━━━ Dataset extract ━━━

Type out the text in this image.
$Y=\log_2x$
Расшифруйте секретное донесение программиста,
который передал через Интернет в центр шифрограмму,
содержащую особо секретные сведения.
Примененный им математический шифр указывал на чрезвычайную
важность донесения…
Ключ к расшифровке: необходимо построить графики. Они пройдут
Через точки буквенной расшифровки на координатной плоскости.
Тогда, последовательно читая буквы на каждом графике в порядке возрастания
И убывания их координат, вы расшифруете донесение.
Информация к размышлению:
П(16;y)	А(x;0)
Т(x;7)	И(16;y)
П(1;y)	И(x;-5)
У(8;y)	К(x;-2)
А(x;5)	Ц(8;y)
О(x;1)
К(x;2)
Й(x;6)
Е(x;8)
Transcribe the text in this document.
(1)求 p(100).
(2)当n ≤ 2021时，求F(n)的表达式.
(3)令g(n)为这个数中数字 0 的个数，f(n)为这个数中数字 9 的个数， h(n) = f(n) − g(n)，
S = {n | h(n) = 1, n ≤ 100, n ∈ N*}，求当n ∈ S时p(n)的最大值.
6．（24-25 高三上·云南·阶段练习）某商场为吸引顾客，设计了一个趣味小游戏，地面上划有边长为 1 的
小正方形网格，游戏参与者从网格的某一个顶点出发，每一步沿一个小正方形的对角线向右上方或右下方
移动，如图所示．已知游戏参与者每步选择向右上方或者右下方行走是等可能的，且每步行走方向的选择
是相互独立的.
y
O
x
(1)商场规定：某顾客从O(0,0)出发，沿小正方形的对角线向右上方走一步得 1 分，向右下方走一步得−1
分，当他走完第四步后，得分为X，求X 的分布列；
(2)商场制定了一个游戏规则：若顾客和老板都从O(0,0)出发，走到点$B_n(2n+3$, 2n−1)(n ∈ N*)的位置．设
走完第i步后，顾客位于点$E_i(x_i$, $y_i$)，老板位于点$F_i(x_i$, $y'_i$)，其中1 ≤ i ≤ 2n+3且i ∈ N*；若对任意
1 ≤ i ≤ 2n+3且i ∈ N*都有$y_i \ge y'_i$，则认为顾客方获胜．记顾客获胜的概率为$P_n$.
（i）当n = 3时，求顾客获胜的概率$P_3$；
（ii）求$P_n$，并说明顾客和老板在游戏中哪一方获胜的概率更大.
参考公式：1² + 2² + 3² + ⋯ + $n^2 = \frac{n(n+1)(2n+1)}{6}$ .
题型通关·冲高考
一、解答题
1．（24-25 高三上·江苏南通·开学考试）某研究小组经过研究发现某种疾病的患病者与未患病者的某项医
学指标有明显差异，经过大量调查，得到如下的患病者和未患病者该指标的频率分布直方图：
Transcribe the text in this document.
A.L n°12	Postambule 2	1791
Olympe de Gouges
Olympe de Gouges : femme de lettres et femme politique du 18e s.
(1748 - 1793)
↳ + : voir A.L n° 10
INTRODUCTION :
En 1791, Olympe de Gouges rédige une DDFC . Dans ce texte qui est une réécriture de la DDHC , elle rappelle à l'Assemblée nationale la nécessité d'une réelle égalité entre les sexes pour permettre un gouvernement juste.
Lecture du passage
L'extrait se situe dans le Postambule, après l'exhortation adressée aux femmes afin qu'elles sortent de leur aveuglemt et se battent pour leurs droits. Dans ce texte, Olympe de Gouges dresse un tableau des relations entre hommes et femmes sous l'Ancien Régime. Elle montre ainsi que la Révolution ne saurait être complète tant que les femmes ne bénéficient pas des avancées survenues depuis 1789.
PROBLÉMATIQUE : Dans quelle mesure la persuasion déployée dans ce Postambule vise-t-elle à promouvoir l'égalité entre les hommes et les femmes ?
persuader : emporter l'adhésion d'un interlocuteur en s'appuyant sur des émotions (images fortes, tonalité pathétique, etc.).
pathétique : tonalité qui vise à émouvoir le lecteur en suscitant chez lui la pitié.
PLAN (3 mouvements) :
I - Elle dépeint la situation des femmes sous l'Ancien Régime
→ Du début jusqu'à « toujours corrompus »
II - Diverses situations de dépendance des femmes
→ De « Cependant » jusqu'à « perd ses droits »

━━━

• _Written exercise_
Whenever "tonalité" turns up in a line, pick that line out.

• _Final result_
persuader : emporter l'adhésion d'un interlocuteur en s'appuyant sur des émotions (images fortes, tonalité pathétique, etc.).
pathétique : tonalité qui vise à émouvoir le lecteur en suscitant chez lui la pitié.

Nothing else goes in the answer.